YOUR TASK: Please repeat the part of the netconsole message between "But few seconds" and "cable for now.", inclusive, word for word.

PAGE:
(begin)

But few seconds after enabling netconsole, before launching my
scsi test, but after a few console activity the computer
freeze hard.
Is it a know or expected problem ? (2.6.21 kernel, pcnet32:
PCnet/PCI 79C970) Have you some solutions or patch to try ?
Will get back my soldering iron to do a serial cable for now.

Thanks,
Emmanuel.

> Hi Emmanuel,
> 
> Emmanuel Fusté wrote:
> > Hello,
> > 
> > After one year of rest, I resurrect my old computer, install a
> > 2.6.21 kernel and updated my Debian distro.
> > 
> > Tree things to repport:
> > 
> > First, a cosmetic thing: I have two scsi sync devices and two
> > async devices. For the first ones, domain validation return
> > the negociated speed and mode. For the second ones, domain
> > validation return nothing. I expect it is just a 'missing
> > feature' but that all went ok. I am right ?

(end)

GIVEN DATA:
(begin)

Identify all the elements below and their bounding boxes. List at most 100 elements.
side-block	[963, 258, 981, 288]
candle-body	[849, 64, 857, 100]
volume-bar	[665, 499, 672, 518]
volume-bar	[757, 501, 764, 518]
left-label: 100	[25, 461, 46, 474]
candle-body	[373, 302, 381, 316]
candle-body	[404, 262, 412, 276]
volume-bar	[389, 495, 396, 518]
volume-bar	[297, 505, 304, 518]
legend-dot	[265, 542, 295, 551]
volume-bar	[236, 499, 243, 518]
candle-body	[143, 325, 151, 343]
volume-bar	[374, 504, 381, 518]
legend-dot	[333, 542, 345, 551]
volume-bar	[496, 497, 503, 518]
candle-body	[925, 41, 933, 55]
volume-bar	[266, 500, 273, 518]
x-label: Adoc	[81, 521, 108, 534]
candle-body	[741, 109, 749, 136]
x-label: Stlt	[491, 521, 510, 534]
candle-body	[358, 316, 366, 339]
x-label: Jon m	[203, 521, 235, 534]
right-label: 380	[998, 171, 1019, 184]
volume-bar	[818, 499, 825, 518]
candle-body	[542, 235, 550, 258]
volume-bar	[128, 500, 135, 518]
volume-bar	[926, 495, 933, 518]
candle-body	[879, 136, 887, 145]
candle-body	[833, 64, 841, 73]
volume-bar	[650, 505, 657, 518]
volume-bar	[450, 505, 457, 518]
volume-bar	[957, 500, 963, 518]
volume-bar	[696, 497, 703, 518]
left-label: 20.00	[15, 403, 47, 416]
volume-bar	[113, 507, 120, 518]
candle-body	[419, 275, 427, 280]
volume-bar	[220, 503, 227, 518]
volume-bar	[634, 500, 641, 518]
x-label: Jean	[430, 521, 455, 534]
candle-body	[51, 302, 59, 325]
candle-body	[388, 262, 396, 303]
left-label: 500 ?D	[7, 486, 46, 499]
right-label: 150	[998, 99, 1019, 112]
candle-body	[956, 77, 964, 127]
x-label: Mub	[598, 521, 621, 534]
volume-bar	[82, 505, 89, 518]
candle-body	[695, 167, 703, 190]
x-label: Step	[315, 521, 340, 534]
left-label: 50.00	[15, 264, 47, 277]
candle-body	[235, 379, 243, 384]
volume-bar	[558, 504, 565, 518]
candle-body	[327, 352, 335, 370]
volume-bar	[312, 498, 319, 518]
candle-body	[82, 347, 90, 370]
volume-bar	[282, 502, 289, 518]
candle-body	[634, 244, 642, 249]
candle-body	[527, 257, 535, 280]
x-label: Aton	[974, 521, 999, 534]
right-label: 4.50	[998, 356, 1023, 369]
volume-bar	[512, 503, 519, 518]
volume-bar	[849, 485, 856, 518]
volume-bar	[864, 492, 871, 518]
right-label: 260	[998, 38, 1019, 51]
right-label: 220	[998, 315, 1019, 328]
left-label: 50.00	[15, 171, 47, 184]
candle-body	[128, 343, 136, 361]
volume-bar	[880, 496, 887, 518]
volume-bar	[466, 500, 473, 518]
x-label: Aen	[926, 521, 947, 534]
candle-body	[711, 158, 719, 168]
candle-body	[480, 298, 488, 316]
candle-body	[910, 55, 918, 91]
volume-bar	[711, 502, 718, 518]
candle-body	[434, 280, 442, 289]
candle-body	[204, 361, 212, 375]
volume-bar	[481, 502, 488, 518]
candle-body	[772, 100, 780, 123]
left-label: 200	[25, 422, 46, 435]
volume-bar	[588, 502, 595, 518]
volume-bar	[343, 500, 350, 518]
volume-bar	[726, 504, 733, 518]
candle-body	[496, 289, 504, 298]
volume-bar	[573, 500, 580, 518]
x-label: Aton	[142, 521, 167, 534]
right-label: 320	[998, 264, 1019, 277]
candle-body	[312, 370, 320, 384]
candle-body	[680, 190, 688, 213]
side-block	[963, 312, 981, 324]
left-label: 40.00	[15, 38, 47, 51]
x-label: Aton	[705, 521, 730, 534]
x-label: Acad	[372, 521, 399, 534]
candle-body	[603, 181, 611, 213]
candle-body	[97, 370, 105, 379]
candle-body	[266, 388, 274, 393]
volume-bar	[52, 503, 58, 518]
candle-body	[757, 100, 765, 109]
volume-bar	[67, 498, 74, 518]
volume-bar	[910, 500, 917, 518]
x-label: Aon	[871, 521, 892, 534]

(end)

SOLUTION TO THIS TASK:
But few seconds after enabling netconsole, before launching my
scsi test, but after a few console activity the computer
freeze hard.
Is it a know or expected problem ? (2.6.21 kernel, pcnet32:
PCnet/PCI 79C970) Have you some solutions or patch to try ?
Will get back my soldering iron to do a serial cable for now.